Stored records:

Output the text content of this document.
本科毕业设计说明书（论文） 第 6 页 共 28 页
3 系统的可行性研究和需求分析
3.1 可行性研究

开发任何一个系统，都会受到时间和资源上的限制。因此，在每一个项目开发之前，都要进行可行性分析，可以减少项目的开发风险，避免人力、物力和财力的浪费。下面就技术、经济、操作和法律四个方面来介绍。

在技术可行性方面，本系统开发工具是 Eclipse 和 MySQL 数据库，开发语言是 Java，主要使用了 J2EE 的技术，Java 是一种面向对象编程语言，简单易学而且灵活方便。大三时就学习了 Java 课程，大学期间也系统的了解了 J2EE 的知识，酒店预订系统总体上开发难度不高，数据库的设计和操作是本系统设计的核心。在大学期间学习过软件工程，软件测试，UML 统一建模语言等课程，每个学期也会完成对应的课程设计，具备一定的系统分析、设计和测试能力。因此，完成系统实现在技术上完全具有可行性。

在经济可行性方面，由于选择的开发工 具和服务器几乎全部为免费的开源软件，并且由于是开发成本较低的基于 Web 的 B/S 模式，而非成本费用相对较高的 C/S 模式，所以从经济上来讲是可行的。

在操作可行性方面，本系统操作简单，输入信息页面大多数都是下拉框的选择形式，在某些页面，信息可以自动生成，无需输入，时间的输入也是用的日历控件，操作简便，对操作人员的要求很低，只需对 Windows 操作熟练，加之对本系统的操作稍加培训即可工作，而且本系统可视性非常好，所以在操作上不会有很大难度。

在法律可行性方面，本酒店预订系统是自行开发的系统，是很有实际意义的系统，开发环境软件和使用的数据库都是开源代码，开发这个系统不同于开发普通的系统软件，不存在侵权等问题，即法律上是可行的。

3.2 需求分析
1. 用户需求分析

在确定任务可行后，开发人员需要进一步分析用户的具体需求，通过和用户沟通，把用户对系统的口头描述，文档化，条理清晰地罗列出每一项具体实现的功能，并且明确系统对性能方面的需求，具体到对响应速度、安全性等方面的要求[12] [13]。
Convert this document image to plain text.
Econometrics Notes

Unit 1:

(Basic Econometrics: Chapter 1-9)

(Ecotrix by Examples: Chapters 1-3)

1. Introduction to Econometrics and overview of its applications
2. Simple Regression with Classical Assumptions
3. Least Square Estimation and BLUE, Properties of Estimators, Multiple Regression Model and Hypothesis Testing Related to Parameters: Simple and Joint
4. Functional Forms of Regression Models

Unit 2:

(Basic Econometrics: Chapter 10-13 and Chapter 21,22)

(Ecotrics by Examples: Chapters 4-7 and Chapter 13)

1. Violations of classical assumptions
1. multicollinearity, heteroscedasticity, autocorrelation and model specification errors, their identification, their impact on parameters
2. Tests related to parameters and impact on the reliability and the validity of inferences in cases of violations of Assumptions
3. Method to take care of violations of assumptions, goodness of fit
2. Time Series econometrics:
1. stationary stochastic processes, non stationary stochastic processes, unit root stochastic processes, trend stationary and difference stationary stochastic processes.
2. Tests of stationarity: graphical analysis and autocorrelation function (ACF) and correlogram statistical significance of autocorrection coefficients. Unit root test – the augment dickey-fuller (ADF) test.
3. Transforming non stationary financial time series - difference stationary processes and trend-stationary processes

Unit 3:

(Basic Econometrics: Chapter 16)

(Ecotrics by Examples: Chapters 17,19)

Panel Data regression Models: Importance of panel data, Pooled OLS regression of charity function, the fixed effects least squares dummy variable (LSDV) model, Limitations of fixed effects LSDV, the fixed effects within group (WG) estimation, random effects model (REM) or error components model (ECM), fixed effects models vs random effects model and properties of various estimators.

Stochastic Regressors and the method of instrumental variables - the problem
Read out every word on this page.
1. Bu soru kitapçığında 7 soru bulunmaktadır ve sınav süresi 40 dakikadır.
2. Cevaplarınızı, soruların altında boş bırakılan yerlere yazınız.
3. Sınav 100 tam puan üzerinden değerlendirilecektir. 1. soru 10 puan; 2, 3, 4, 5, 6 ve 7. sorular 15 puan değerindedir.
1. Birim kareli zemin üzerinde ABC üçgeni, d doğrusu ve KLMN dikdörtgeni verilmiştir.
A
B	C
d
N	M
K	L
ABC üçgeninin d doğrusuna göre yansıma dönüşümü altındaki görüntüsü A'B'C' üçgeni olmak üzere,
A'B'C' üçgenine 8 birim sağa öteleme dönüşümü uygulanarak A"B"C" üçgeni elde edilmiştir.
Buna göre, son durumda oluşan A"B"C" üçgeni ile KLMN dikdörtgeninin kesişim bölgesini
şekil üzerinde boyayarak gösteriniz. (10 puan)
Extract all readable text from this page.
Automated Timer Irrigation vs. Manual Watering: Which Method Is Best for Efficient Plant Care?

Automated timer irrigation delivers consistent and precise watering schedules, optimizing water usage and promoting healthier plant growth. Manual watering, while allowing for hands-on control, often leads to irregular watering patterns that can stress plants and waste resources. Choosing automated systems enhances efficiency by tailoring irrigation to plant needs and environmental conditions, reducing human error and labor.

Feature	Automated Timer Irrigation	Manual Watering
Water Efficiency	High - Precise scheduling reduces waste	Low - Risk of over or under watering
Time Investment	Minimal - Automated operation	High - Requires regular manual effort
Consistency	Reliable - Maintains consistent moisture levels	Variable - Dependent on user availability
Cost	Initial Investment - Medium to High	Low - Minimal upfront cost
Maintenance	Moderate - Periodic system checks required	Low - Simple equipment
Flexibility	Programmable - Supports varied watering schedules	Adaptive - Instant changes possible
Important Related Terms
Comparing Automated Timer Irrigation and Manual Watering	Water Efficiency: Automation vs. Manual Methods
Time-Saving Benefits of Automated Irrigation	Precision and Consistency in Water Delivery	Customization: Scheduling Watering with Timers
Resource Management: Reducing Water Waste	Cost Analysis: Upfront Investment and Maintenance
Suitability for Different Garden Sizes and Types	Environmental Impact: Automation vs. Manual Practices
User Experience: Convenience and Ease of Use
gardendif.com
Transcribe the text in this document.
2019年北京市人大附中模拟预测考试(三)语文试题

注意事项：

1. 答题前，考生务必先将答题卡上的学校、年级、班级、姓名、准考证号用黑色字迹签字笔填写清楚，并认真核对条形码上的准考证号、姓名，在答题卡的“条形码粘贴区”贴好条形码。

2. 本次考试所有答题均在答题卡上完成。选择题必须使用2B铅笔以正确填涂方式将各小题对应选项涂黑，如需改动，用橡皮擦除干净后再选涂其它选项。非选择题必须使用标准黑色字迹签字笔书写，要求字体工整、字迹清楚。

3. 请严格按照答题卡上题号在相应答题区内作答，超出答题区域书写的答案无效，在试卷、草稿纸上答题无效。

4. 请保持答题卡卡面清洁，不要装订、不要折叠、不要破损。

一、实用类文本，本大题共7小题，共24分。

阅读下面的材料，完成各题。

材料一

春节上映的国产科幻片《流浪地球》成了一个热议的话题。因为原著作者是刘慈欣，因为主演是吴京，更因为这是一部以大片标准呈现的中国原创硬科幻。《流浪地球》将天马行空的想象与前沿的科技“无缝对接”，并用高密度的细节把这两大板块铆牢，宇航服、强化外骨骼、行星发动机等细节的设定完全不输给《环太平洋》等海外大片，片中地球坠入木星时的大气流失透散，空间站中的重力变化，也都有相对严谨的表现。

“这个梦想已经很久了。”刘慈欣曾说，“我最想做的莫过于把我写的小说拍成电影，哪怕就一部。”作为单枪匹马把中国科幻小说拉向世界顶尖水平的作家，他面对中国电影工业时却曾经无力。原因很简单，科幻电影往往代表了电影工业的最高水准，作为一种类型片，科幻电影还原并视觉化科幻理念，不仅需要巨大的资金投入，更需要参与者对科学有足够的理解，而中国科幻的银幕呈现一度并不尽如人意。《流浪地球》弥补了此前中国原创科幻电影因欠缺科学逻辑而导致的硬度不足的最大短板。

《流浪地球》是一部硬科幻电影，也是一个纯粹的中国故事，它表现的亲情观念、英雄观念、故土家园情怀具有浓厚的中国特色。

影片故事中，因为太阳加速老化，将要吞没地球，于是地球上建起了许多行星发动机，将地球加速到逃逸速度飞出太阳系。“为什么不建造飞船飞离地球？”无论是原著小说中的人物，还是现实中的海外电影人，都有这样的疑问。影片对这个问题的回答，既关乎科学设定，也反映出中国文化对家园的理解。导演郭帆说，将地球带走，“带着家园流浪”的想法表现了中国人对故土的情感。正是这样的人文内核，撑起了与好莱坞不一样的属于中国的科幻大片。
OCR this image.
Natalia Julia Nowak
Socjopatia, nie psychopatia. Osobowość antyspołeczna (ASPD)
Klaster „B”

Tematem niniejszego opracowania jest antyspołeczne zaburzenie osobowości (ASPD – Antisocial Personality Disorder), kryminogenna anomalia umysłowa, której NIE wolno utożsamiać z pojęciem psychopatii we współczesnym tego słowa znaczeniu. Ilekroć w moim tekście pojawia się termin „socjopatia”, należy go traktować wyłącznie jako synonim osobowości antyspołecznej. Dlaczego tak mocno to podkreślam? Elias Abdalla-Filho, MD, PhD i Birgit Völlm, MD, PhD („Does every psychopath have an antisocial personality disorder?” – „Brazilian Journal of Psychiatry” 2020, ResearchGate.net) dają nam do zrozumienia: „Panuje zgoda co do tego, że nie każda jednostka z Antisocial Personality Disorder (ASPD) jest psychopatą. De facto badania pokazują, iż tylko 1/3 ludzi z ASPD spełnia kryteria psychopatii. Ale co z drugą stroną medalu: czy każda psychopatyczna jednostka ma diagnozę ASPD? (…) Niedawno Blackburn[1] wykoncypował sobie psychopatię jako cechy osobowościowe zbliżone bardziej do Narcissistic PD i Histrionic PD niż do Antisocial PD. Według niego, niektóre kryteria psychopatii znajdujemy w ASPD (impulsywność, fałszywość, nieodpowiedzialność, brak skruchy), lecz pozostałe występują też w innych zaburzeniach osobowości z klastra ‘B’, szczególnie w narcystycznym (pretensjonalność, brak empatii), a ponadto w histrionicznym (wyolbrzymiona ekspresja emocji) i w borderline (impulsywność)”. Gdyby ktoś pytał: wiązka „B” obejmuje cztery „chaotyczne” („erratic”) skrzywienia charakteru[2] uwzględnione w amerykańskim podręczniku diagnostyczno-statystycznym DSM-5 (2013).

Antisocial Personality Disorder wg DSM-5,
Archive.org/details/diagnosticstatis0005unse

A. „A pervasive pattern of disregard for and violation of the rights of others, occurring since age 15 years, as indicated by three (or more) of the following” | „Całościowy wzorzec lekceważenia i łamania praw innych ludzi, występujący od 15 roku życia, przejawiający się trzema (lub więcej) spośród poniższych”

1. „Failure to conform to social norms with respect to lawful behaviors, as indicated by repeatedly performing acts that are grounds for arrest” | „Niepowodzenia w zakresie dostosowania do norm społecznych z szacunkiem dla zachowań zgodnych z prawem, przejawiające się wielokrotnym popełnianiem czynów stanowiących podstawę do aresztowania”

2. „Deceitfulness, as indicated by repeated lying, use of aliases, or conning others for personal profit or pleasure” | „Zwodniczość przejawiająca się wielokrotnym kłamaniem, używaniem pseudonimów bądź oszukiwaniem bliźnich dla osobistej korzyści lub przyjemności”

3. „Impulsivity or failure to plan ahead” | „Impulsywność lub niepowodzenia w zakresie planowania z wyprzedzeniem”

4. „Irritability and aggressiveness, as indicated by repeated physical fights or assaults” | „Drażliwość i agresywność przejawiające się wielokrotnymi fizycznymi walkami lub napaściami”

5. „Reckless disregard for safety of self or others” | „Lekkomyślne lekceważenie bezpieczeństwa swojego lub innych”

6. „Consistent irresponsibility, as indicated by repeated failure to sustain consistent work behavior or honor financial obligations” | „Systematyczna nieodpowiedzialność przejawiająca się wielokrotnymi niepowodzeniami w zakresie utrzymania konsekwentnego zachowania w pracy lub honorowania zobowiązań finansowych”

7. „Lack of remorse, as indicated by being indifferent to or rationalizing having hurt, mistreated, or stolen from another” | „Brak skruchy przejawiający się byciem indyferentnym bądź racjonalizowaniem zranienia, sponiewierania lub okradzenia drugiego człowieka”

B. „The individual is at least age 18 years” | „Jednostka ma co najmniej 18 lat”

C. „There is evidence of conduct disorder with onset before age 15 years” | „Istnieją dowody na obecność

> **Aim**: Identify all lines where the word "Examples" shows up. Copy them.

> **Result of the exercise**:
(Ecotrix by Examples: Chapters 1-3)
(Ecotrics by Examples: Chapters 4-7 and Chapter 13)
(Ecotrics by Examples: Chapters 17,19)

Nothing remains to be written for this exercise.